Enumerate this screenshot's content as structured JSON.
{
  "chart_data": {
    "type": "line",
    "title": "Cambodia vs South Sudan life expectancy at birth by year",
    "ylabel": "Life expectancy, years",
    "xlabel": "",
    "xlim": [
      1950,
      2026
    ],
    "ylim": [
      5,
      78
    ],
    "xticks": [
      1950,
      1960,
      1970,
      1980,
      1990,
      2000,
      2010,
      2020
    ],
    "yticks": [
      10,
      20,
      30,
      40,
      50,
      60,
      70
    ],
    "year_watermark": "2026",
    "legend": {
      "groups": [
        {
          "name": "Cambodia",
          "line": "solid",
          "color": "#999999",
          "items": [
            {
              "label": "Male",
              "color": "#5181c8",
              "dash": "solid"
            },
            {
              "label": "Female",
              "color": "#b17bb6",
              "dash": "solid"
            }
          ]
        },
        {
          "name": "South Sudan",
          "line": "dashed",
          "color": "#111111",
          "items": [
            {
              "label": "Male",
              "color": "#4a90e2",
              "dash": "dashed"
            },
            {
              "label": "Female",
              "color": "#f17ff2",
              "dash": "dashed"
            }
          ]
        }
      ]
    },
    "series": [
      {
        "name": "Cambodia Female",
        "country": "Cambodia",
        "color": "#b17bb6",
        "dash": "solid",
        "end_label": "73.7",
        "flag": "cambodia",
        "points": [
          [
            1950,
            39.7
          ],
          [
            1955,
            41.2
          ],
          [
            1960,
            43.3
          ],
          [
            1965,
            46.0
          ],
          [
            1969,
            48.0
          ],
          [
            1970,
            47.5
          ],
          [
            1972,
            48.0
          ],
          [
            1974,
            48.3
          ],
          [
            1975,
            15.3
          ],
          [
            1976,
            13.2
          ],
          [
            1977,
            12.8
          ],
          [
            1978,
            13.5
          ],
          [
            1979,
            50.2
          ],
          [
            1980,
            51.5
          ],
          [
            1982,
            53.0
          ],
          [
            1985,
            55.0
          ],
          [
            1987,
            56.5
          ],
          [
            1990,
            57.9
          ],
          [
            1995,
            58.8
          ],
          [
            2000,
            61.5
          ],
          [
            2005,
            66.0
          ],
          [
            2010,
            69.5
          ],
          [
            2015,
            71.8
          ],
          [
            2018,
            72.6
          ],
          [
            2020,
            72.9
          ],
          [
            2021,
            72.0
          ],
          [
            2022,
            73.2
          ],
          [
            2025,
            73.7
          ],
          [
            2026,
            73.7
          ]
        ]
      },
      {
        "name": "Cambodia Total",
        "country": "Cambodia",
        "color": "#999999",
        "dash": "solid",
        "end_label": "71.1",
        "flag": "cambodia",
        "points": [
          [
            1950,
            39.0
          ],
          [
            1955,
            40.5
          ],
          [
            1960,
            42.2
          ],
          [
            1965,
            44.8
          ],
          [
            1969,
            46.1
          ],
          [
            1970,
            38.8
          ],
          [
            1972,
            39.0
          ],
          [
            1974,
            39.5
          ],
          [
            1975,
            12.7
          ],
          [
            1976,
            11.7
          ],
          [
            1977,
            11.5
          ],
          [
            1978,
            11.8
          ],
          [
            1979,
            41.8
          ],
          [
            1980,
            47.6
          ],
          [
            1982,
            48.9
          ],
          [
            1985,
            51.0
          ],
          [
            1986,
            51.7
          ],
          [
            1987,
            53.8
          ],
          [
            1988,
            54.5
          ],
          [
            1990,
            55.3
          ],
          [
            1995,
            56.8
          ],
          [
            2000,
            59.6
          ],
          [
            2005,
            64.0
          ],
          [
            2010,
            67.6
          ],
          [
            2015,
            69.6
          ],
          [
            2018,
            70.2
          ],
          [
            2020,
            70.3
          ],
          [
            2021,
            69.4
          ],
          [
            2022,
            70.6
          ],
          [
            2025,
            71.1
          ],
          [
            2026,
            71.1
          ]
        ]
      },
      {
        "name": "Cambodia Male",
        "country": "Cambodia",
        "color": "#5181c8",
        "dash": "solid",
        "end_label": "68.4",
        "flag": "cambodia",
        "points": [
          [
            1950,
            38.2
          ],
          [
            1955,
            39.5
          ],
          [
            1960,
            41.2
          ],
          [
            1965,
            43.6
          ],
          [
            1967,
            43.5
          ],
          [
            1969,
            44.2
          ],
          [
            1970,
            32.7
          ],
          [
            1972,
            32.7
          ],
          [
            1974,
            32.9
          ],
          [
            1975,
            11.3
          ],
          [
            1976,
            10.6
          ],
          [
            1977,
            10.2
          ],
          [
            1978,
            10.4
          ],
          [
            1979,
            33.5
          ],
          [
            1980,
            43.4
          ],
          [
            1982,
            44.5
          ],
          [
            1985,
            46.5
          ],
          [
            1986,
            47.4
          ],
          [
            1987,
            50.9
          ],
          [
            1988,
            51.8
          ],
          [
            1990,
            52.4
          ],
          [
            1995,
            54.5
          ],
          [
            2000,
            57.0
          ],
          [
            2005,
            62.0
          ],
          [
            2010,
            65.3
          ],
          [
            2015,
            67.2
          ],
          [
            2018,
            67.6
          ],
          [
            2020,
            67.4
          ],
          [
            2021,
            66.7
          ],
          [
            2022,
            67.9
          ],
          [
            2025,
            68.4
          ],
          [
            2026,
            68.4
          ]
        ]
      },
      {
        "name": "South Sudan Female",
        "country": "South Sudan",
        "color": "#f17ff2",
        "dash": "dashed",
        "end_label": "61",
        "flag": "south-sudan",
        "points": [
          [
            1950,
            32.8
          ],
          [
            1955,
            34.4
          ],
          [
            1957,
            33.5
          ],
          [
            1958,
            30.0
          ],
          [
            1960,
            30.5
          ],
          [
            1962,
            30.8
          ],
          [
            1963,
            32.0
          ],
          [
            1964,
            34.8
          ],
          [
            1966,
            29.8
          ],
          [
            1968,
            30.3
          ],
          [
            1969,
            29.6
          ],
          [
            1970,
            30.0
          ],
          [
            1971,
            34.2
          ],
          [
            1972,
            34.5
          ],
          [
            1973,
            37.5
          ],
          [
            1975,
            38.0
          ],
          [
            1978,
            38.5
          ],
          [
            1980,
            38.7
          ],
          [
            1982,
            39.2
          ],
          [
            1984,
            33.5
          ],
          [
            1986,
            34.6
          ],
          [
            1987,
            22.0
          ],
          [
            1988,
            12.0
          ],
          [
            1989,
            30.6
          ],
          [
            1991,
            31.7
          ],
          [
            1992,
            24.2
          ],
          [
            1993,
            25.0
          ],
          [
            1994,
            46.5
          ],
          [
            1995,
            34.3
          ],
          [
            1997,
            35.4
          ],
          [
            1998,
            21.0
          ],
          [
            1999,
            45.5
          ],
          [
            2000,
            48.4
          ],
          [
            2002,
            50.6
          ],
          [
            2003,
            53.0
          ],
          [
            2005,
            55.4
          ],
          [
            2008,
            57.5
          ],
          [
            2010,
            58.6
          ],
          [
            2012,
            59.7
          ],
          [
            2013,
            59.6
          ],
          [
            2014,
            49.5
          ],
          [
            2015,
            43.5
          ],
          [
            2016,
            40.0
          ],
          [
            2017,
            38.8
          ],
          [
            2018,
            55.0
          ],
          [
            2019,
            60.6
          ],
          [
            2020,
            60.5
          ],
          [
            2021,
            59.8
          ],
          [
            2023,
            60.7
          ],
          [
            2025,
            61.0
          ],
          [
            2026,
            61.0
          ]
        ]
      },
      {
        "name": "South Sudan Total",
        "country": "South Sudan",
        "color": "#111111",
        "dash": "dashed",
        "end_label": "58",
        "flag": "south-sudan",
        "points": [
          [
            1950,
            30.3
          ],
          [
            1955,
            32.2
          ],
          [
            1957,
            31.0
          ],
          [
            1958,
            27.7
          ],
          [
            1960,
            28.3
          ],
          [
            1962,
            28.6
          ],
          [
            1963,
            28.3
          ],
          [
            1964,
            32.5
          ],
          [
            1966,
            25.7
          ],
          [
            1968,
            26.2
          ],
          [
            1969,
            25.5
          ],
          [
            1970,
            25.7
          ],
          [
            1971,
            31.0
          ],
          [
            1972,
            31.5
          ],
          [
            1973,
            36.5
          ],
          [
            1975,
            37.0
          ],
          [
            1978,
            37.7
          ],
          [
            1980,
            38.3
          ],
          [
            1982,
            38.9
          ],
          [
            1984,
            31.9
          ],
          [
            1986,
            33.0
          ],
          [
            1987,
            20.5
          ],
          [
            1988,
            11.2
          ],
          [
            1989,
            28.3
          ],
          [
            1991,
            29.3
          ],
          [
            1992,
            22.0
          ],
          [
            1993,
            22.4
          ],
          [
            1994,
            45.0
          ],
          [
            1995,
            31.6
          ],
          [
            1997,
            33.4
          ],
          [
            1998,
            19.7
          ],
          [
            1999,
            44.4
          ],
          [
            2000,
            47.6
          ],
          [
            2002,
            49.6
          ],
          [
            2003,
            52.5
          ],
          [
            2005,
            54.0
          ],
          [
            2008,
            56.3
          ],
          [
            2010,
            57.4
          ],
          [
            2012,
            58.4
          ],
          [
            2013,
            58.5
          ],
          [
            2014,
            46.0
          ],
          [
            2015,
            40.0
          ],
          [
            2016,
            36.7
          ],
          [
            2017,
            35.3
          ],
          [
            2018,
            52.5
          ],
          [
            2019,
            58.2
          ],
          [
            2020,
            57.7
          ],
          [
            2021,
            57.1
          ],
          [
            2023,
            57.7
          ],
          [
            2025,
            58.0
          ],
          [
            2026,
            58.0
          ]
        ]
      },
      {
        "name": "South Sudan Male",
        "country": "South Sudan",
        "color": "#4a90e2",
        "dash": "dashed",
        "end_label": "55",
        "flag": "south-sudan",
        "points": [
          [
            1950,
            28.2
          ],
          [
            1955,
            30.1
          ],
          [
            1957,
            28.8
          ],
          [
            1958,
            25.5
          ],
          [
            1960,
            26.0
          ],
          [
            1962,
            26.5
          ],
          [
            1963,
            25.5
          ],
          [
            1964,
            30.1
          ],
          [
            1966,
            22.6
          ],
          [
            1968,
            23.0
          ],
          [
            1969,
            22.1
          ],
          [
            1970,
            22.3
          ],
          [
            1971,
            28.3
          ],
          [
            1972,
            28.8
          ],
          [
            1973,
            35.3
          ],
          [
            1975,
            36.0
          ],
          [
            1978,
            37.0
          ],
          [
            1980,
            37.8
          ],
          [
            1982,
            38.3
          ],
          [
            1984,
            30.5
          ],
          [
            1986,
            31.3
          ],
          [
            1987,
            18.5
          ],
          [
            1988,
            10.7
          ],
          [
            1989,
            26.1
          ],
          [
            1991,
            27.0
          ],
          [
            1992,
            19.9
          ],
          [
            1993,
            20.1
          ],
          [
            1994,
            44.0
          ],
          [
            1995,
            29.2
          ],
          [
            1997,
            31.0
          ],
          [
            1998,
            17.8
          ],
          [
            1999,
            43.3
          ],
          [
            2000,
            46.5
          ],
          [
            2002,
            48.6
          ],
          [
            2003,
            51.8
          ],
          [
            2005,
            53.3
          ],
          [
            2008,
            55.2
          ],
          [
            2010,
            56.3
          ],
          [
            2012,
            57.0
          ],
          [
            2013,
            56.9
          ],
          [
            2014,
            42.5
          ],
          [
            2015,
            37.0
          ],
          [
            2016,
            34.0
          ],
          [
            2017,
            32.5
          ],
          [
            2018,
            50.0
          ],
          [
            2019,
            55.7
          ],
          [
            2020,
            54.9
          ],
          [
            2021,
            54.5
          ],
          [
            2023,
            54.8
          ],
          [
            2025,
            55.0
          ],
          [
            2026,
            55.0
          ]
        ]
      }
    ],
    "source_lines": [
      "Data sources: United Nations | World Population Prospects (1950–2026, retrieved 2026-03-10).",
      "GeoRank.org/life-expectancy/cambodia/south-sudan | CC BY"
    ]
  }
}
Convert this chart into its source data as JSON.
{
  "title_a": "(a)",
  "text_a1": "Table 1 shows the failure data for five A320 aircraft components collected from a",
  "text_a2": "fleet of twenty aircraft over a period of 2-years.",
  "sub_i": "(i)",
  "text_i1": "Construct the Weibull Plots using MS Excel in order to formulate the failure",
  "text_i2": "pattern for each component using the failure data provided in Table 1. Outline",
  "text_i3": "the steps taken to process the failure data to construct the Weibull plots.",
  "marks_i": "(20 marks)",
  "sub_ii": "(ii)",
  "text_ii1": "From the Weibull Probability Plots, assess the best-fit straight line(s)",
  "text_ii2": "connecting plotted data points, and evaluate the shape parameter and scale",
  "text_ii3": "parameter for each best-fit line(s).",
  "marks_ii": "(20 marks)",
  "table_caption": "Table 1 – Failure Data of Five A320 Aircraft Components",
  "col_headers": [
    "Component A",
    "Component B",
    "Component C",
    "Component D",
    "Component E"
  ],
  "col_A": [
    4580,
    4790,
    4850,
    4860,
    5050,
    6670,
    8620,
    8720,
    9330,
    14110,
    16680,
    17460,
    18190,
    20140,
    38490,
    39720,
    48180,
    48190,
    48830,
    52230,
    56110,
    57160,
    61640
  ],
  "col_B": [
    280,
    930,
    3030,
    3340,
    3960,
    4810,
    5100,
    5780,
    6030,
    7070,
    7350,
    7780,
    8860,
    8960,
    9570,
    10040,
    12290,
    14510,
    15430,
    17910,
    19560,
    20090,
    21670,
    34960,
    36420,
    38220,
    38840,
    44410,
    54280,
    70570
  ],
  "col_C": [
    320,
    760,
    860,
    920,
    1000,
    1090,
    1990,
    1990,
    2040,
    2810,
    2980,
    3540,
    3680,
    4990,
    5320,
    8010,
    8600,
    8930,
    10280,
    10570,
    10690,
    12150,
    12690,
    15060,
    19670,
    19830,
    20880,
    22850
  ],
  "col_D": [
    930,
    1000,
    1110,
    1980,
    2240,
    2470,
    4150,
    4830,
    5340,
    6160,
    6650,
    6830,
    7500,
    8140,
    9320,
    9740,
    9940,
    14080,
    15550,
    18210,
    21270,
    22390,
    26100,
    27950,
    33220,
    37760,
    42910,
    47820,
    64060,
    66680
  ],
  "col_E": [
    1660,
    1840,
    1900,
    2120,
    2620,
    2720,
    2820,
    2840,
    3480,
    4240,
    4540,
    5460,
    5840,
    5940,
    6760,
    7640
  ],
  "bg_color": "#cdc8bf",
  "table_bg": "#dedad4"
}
· · · · · · ·
◆ What is expected:
Take every line from the records above that has the word "Weibull" and copy it.

◆ Completed exercise:
  "text_i1": "Construct the Weibull Plots using MS Excel in order to formulate the failure",
  "text_i3": "the steps taken to process the failure data to construct the Weibull plots.",
  "text_ii1": "From the Weibull Probability Plots, assess the best-fit straight line(s)",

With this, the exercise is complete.